**Required task**
Exactly as given, repeat all of the entries.

___ Dataset content ___

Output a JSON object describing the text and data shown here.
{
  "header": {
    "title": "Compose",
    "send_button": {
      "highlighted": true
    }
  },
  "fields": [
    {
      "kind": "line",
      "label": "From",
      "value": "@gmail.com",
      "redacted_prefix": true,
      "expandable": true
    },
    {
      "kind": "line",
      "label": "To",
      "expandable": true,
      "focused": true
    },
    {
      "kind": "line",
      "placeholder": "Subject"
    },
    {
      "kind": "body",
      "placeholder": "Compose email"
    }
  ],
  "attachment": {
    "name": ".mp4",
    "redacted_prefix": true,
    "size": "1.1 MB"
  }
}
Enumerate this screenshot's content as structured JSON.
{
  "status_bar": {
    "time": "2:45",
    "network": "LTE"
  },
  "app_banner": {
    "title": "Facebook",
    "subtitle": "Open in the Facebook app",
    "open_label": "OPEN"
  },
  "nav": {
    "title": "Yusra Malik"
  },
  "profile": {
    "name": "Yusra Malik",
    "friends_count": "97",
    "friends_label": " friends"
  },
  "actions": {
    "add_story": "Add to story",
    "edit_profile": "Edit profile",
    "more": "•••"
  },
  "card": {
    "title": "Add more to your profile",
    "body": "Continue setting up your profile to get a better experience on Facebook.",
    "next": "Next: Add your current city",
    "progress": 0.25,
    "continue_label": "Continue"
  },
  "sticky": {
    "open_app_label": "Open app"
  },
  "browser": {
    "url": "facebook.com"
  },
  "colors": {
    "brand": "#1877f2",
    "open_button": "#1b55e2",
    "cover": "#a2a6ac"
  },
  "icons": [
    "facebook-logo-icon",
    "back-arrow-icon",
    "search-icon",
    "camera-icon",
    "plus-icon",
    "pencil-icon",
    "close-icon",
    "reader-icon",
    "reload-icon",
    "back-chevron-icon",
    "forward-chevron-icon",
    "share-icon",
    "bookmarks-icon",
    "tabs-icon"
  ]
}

___

**Exercise output**
Output a JSON object describing the text and data shown here.
{
  "header": {
    "title": "Compose",
    "send_button": {
      "highlighted": true
    }
  },
  "fields": [
    {
      "kind": "line",
      "label": "From",
      "value": "@gmail.com",
      "redacted_prefix": true,
      "expandable": true
    },
    {
      "kind": "line",
      "label": "To",
      "expandable": true,
      "focused": true
    },
    {
      "kind": "line",
      "placeholder": "Subject"
    },
    {
      "kind": "body",
      "placeholder": "Compose email"
    }
  ],
  "attachment": {
    "name": ".mp4",
    "redacted_prefix": true,
    "size": "1.1 MB"
  }
}
Enumerate this screenshot's content as structured JSON.
{
  "status_bar": {
    "time": "2:45",
    "network": "LTE"
  },
  "app_banner": {
    "title": "Facebook",
    "subtitle": "Open in the Facebook app",
    "open_label": "OPEN"
  },
  "nav": {
    "title": "Yusra Malik"
  },
  "profile": {
    "name": "Yusra Malik",
    "friends_count": "97",
    "friends_label": " friends"
  },
  "actions": {
    "add_story": "Add to story",
    "edit_profile": "Edit profile",
    "more": "•••"
  },
  "card": {
    "title": "Add more to your profile",
    "body": "Continue setting up your profile to get a better experience on Facebook.",
    "next": "Next: Add your current city",
    "progress": 0.25,
    "continue_label": "Continue"
  },
  "sticky": {
    "open_app_label": "Open app"
  },
  "browser": {
    "url": "facebook.com"
  },
  "colors": {
    "brand": "#1877f2",
    "open_button": "#1b55e2",
    "cover": "#a2a6ac"
  },
  "icons": [
    "facebook-logo-icon",
    "back-arrow-icon",
    "search-icon",
    "camera-icon",
    "plus-icon",
    "pencil-icon",
    "close-icon",
    "reader-icon",
    "reload-icon",
    "back-chevron-icon",
    "forward-chevron-icon",
    "share-icon",
    "bookmarks-icon",
    "tabs-icon"
  ]
}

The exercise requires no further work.